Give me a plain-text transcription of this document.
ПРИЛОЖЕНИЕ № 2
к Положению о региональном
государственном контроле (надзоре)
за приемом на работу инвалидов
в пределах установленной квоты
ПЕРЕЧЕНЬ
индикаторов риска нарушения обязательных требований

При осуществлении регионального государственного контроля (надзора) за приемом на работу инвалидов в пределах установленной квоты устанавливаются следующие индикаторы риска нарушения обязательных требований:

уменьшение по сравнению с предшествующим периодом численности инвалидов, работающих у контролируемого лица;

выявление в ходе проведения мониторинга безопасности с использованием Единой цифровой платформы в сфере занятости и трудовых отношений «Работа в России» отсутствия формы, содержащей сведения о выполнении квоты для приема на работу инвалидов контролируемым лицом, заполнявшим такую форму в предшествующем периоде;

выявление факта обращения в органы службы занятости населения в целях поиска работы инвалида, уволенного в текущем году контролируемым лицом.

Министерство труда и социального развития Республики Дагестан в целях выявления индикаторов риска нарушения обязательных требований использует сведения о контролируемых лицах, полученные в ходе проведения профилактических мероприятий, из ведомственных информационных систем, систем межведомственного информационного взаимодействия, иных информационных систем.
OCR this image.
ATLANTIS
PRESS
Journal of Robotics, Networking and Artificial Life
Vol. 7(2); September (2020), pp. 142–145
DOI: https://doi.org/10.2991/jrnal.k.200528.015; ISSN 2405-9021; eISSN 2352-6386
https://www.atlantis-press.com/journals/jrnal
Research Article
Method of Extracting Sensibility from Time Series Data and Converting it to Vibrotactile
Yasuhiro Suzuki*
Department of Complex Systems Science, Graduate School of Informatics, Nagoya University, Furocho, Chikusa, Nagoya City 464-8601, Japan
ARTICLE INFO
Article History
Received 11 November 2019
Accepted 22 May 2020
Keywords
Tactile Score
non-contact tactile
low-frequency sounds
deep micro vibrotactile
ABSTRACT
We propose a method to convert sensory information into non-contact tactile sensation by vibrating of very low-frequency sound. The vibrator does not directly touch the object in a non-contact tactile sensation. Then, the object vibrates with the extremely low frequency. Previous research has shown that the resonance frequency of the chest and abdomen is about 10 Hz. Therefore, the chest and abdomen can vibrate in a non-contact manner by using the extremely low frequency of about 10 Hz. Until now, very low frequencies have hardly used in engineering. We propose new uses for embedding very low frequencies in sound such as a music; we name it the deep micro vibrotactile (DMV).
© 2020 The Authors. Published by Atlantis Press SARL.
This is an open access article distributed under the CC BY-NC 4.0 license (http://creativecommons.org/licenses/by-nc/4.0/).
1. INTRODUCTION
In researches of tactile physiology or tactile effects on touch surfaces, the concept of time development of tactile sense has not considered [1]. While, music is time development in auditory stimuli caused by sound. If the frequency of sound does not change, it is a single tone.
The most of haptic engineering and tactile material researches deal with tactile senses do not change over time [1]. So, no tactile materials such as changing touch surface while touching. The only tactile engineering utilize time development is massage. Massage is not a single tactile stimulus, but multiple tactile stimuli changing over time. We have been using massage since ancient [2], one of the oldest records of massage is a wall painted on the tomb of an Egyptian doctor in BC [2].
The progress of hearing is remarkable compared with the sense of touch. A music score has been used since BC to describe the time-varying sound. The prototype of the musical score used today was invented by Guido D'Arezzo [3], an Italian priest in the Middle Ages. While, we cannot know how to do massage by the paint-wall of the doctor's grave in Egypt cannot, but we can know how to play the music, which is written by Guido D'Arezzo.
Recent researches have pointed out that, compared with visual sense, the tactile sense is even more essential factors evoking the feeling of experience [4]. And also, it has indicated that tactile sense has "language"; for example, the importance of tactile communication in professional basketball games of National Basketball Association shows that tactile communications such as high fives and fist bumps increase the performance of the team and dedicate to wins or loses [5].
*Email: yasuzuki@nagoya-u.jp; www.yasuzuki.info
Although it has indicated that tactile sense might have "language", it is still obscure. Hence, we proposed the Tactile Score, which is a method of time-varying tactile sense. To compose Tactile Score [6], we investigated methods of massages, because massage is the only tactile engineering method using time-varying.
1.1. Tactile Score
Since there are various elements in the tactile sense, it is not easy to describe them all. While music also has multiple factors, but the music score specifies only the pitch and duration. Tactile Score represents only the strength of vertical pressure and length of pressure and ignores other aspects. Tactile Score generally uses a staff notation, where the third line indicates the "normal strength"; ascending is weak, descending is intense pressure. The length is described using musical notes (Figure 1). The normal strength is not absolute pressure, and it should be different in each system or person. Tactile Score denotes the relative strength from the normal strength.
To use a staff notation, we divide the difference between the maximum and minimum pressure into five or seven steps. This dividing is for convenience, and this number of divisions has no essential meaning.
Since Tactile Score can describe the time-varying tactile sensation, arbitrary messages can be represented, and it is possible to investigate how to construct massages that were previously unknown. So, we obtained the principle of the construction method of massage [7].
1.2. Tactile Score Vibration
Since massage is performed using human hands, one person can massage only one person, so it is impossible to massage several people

▬▬▬

**PROBLEM TO WORK ON**
Find the number of lines in which the word "https" occurs, and write nothing but that number.

**TASK SOLUTION**
2